* _RECORDS SHOWN_:
--------
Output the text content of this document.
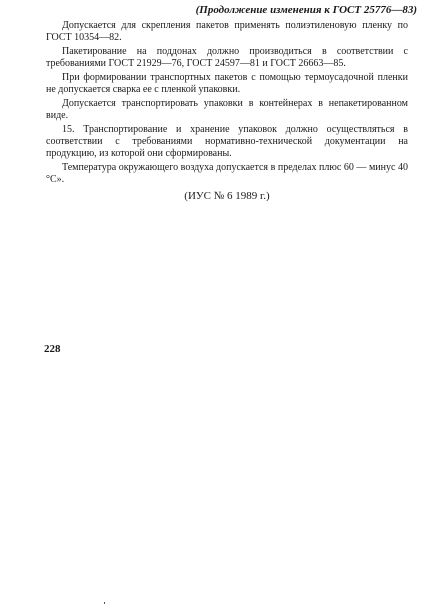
(Продолжение изменения к ГОСТ 25776—83)

Допускается для скрепления пакетов применять полиэтиленовую пленку по ГОСТ 10354—82.

Пакетирование на поддонах должно производиться в соответствии с требованиями ГОСТ 21929—76, ГОСТ 24597—81 и ГОСТ 26663—85.

При формировании транспортных пакетов с помощью термоусадочной пленки не допускается сварка ее с пленкой упаковки.

Допускается транспортировать упаковки в контейнерах в непакетированном виде.

15. Транспортирование и хранение упаковок должно осуществляться в соответствии с требованиями нормативно-технической документации на продукцию, из которой они сформированы.

Температура окружающего воздуха допускается в пределах плюс 60 — минус 40 °С».

(ИУС № 6 1989 г.)
228
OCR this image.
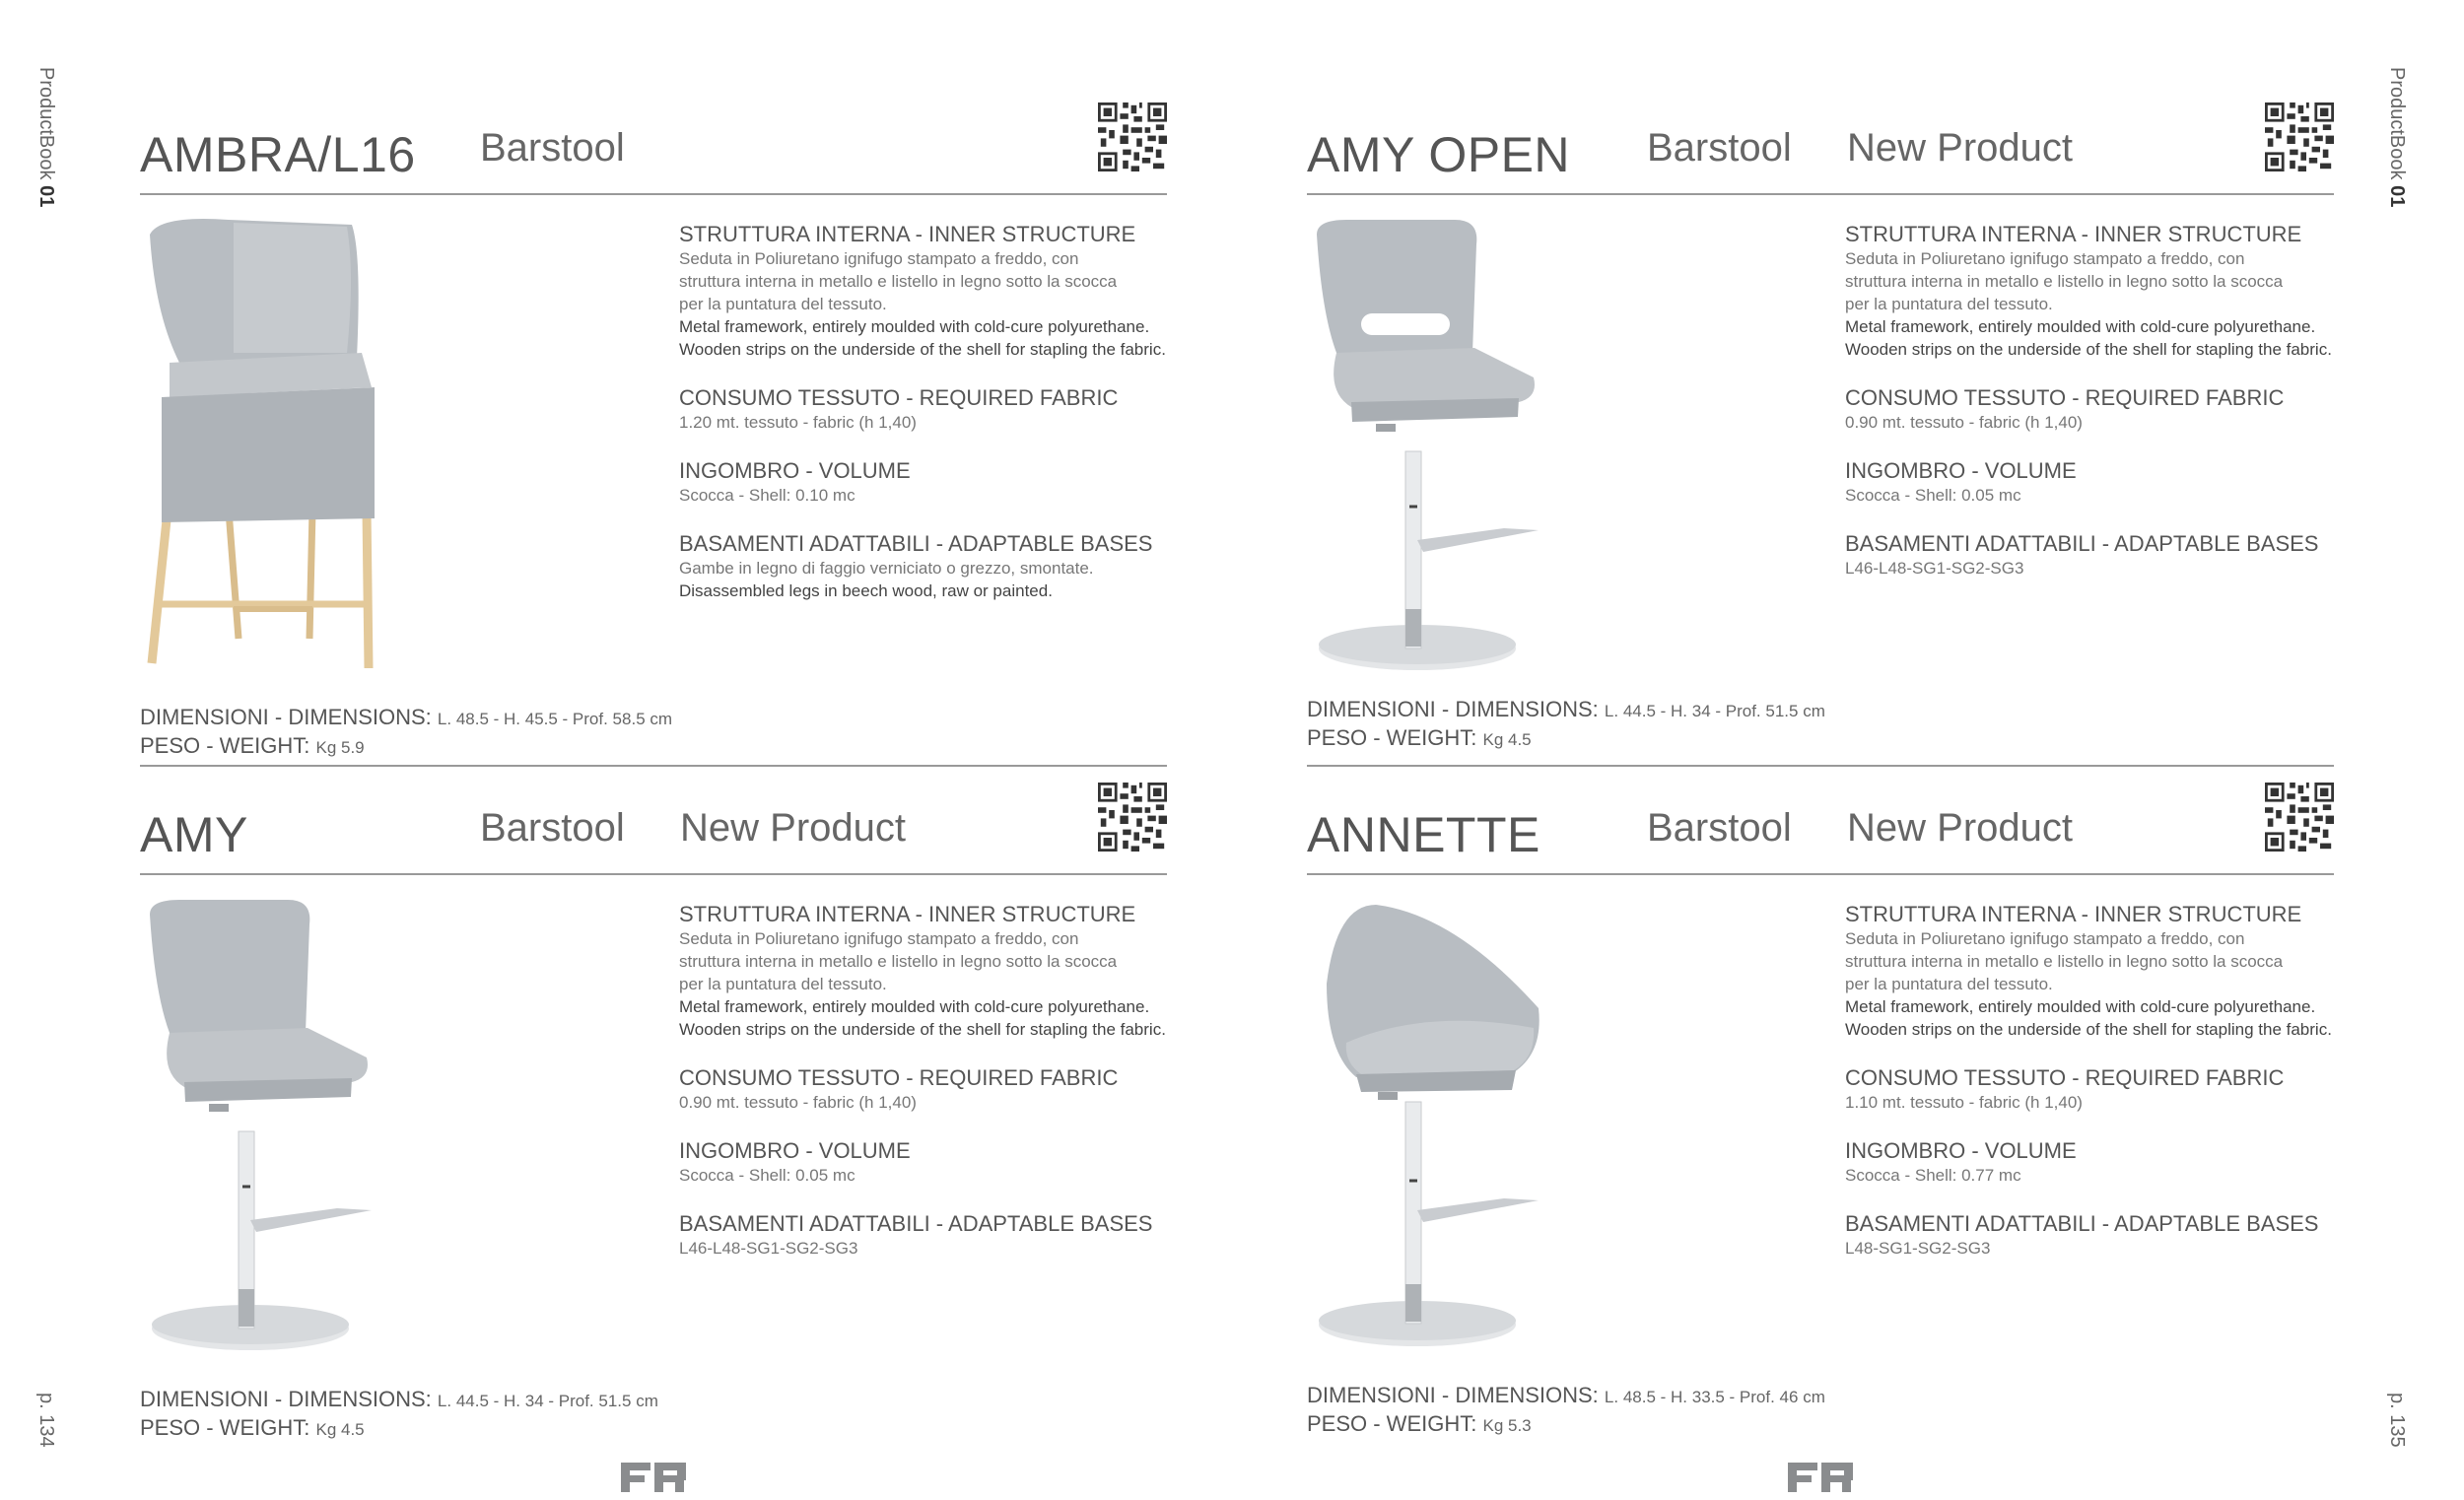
ProductBook 01
ProductBook 01
p. 134	p. 135
AMBRA/L16 Barstool
STRUTTURA INTERNA - INNER STRUCTURE
Seduta in Poliuretano ignifugo stampato a freddo, con
struttura interna in metallo e listello in legno sotto la scocca
per la puntatura del tessuto.
Metal framework, entirely moulded with cold-cure polyurethane.
Wooden strips on the underside of the shell for stapling the fabric.
CONSUMO TESSUTO - REQUIRED FABRIC
1.20 mt. tessuto - fabric (h 1,40)
INGOMBRO - VOLUME
Scocca - Shell: 0.10 mc
BASAMENTI ADATTABILI - ADAPTABLE BASES
Gambe in legno di faggio verniciato o grezzo, smontate.
Disassembled legs in beech wood, raw or painted.
DIMENSIONI - DIMENSIONS: L. 48.5 - H. 45.5 - Prof. 58.5 cm
PESO - WEIGHT: Kg 5.9
AMY OPEN Barstool New Product
STRUTTURA INTERNA - INNER STRUCTURE
Seduta in Poliuretano ignifugo stampato a freddo, con
struttura interna in metallo e listello in legno sotto la scocca
per la puntatura del tessuto.
Metal framework, entirely moulded with cold-cure polyurethane.
Wooden strips on the underside of the shell for stapling the fabric.
CONSUMO TESSUTO - REQUIRED FABRIC
0.90 mt. tessuto - fabric (h 1,40)
INGOMBRO - VOLUME
Scocca - Shell: 0.05 mc
BASAMENTI ADATTABILI - ADAPTABLE BASES
L46-L48-SG1-SG2-SG3
DIMENSIONI - DIMENSIONS: L. 44.5 - H. 34 - Prof. 51.5 cm
PESO - WEIGHT: Kg 4.5
AMY	Barstool New Product
STRUTTURA INTERNA - INNER STRUCTURE
Seduta in Poliuretano ignifugo stampato a freddo, con
struttura interna in metallo e listello in legno sotto la scocca
per la puntatura del tessuto.
Metal framework, entirely moulded with cold-cure polyurethane.
Wooden strips on the underside of the shell for stapling the fabric.
CONSUMO TESSUTO - REQUIRED FABRIC
0.90 mt. tessuto - fabric (h 1,40)
INGOMBRO - VOLUME
Scocca - Shell: 0.05 mc
BASAMENTI ADATTABILI - ADAPTABLE BASES
L46-L48-SG1-SG2-SG3
DIMENSIONI - DIMENSIONS: L. 44.5 - H. 34 - Prof. 51.5 cm
PESO - WEIGHT: Kg 4.5
ANNETTE	Barstool New Product
STRUTTURA INTERNA - INNER STRUCTURE
Seduta in Poliuretano ignifugo stampato a freddo, con
struttura interna in metallo e listello in legno sotto la scocca
per la puntatura del tessuto.
Metal framework, entirely moulded with cold-cure polyurethane.
Wooden strips on the underside of the shell for stapling the fabric.
CONSUMO TESSUTO - REQUIRED FABRIC
1.10 mt. tessuto - fabric (h 1,40)
INGOMBRO - VOLUME
Scocca - Shell: 0.77 mc
BASAMENTI ADATTABILI - ADAPTABLE BASES
L48-SG1-SG2-SG3
DIMENSIONI - DIMENSIONS: L. 48.5 - H. 33.5 - Prof. 46 cm
PESO - WEIGHT: Kg 5.3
--------
* _WHAT YOU NEED TO DO_: Select the lines in this material that hold the word "PESO", leaving none out.

* _REPLY TO THE EXERCISE_:
PESO - WEIGHT: Kg 5.9
PESO - WEIGHT: Kg 4.5
PESO - WEIGHT: Kg 4.5
PESO - WEIGHT: Kg 5.3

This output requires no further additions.